**PROBLEM 1**
From the memory usage regression message below, extract the passage starting with "One of the reasons" and going on through "we're currently using.".
**PROBLEM 2**
In the memory usage regression message below, how large is the compressed log of allocation calls?

**DOCUMENT PASSAGE**
....

Memory usage regression

Wed Oct 24 12:36:54 PDT 2012

Hi,

One of the reasons Firefox has not switched to jemalloc 3 yet, despite
the efforts to get it building against it, is that when we tested memory
consumption, we observed a regression in memory usage, compared to the
jemalloc fork we're currently using.

I recently started to check what makes the difference, and I now have a
500MB compressed log of malloc/calloc/realloc/memalign/free calls from a
Firefox session doing a lot of things, with a few checkpoints. I can
replay the log against both our old fork and the new jemalloc, stopping
at any of the checkpoints. This allows to compare a strictly identical
workload. This will also allow to possibly test the workload with older
intermediate versions of jemalloc, as well as different config options,
and possible fixes.

....

**A run of records**
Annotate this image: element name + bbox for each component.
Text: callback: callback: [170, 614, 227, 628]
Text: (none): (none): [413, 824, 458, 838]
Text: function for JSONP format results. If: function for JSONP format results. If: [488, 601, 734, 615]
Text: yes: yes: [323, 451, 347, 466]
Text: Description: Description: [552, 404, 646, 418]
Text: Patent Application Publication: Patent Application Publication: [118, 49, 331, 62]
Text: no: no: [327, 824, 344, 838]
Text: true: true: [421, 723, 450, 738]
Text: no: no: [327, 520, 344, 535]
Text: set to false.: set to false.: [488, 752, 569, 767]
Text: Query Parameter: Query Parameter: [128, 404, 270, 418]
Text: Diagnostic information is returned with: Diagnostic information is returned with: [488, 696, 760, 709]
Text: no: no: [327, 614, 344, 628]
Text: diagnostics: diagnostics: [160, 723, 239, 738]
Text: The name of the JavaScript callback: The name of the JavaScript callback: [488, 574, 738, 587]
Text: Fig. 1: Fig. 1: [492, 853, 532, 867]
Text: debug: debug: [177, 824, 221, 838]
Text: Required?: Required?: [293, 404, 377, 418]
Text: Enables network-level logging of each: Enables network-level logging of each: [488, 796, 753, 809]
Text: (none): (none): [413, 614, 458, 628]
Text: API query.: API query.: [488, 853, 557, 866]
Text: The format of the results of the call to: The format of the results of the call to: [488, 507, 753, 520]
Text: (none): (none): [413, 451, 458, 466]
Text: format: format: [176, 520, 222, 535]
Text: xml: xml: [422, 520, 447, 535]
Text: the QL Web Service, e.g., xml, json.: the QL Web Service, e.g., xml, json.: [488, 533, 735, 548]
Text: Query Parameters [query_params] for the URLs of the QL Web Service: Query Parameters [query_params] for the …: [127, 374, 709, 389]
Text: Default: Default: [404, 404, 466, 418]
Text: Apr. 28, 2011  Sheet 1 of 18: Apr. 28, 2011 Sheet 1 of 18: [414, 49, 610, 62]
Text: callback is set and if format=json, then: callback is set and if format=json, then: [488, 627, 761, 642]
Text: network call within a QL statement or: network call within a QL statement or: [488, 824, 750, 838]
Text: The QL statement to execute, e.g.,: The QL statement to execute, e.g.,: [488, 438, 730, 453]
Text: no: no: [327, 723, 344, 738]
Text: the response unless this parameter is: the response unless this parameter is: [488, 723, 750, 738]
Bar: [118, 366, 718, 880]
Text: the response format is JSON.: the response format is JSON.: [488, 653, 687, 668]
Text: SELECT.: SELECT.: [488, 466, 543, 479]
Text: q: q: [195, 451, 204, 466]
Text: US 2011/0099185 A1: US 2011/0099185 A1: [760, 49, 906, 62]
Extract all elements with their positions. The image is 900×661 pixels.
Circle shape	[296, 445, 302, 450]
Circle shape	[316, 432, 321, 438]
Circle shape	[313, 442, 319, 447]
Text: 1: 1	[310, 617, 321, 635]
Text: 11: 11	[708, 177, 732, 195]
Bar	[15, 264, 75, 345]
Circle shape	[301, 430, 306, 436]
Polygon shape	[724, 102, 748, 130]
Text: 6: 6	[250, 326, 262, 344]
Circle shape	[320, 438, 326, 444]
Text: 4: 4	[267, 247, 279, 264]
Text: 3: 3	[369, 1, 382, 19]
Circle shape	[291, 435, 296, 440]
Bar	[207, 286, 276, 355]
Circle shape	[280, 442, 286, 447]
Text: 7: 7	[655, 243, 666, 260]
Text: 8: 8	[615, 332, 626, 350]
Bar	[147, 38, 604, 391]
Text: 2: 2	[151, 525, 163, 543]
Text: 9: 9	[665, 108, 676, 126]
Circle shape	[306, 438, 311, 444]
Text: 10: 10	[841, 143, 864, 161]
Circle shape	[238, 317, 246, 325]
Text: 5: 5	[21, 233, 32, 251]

....

**RESULT 1**
One of the reasons Firefox has not switched to jemalloc 3 yet, despite
the efforts to get it building against it, is that when we tested memory
consumption, we observed a regression in memory usage, compared to the
jemalloc fork we're currently using.

**RESULT 2**
500MB